» Directives
• 1. Please rewrite the rows below, replacing "localization" with "detection" and leaving everything else unchanged.
• 2. Continue the Otelco third-quarter 2019 results announcement from the point where it stops.

» Selected passage
ONEONTA, Ala., Nov. 05, 2019 (GLOBE NEWSWIRE) -- Otelco Inc. (NASDAQ: OTEL), a wireline telecommunications services provider in Alabama, Maine, Massachusetts, Missouri, New Hampshire, Vermont and West Virginia, today announced operational and financial results for its third quarter ended September 30, 2019. Key operational and financial highlights for Otelco include:

  • Total revenues of $15.8 million.
  • Operating income of $3.8 million.
  • Net income of $1.8 million.
  • Consolidated EBITDA (as defined below) of $5.8 million.
  • Capital expenditures of $3.2 million.
  • Scheduled principal payments of $1.1 million.

The Company reported revenue of $15.8 million, a 3.0% decrease from $16.3 million in third quarter 2018. The loss of residential voice customers and competitive pricing pressures on internet services, combined with the annual impact of decreases in selected FCC high-cost subsidy programs, were the primary drivers of the decline. The Company noted that the rate of decline in customers decreased in third quarter 2019 compared to the two previous quarters, likely impacted by the announced fiber deployments and network upgrades that are planned to increase the data speeds available to customers. Third quarter results included a $0.1 million increase in revenue from second quarter 2019, driven by a one-time 2019 true-up payment of a similar amount, related to the Company’s election of A-CAM for its Vermont RLEC earlier this year. Cost of services decreased less than $0.1 million, or 0.5%, in third quarter 2019 from the same period in 2018, while selling, general and administrative expense increased by $0.1 million, or 5.2%, over 2018, as the Company began developing marketing plans to support implementation of its long-term network design plans completed in second quarter 2019.

» Records supplied
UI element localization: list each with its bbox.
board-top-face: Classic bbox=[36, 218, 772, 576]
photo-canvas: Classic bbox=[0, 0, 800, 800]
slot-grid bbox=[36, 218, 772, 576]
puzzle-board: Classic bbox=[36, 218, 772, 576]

» The results
• 1.
UI element detection: list each with its bbox.
board-top-face: Classic bbox=[36, 218, 772, 576]
photo-canvas: Classic bbox=[0, 0, 800, 800]
slot-grid bbox=[36, 218, 772, 576]
puzzle-board: Classic bbox=[36, 218, 772, 576]

• 2.
Net income decreased 21.8% to $1.8 million in third quarter 2019, compared to $2.3 million in third quarter 2018. Basic net income was $0.53 per share for third quarter 2019, compared to $0.69 per share in the same period of 2018. Consolidated EBITDA (as defined below) was $5.8 million for third quarter 2019, compared to $6.4 million for the same period in the previous year, primarily driven by lower revenue and a change in senior executive incentive compensation to cash in 2019 from stock-based incentive in 2018.

The Company made its scheduled $1.1 million principal payment on its credit agreement with CoBank in third quarter 2019, reducing the loan balance to $71.3 million. As of September 30, 2019, the ratio of debt, net of cash, to Consolidated EBITDA was 2.77, reflecting the mandatory payments and voluntary prepayments made on the debt since its inception in November 2017. During third quarter 2019, capital investment increased to $3.2 million, compared to $2.4 million in the same period of 2018. For the year 2019, the Company expects to invest a total of $11.5 million to upgrade and maintain its network. This investment level represents a 44.1% increase in investment in the business over 2018 and the second year of double digit increases in investment aimed at providing customers increased internet speeds to reduce customer churn. During third quarter, Otelco also continued the work necessary to prepare for the deployment of VDSL (Very high-speed Digital Subscriber Line) throughout all of its service areas and the upgrade of its cable distribution network to DOCSIS 3.1 next year. Along with its fiber deployment plans, these investments will increase speeds and improve quality of service for the customer.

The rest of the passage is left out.